# Work instructions
Locate all lines with the word "محمد". Copy them.

►

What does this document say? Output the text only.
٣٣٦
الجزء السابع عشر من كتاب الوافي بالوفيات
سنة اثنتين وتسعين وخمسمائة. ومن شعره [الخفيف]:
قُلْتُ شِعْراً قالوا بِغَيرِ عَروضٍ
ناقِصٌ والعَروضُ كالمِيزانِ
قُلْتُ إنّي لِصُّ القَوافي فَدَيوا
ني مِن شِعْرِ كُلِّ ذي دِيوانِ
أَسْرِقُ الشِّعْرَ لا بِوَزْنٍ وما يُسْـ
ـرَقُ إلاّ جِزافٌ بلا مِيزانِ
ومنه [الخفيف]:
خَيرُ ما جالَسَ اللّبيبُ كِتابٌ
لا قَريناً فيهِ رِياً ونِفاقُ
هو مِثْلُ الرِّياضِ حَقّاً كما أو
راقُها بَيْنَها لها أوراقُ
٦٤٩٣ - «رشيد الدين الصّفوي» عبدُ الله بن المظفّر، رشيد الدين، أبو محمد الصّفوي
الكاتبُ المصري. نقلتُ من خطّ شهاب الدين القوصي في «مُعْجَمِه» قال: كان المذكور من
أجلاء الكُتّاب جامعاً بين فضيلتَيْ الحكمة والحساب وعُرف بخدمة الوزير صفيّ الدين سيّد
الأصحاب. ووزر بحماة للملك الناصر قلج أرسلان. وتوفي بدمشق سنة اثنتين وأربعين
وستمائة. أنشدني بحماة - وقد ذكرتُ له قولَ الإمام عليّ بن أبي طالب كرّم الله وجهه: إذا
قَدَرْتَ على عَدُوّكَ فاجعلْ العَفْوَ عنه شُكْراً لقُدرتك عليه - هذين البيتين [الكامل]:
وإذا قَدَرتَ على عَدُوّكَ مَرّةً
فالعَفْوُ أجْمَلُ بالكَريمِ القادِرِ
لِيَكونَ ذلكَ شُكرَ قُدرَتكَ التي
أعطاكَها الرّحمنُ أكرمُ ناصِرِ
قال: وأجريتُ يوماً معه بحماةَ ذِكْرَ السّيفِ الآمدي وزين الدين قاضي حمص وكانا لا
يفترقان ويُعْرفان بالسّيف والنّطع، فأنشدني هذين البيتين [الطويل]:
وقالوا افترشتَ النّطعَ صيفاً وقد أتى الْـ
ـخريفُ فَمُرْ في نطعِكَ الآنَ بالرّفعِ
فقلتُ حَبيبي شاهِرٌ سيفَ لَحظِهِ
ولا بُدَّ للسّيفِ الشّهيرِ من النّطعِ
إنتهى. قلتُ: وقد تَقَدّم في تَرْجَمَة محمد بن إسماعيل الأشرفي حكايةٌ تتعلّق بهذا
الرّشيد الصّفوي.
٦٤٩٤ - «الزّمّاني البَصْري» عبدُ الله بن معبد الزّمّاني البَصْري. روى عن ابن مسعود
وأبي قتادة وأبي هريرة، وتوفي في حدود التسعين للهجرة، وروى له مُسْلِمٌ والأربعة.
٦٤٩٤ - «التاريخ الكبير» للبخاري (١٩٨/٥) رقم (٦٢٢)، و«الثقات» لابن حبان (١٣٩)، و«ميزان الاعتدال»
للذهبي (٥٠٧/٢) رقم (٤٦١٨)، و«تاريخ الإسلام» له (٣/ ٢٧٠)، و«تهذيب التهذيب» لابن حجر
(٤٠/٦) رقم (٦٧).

◄

# The solution
٦٤٩٣ - «رشيد الدين الصّفوي» عبدُ الله بن المظفّر، رشيد الدين، أبو محمد الصّفوي
إنتهى. قلتُ: وقد تَقَدّم في تَرْجَمَة محمد بن إسماعيل الأشرفي حكايةٌ تتعلّق بهذا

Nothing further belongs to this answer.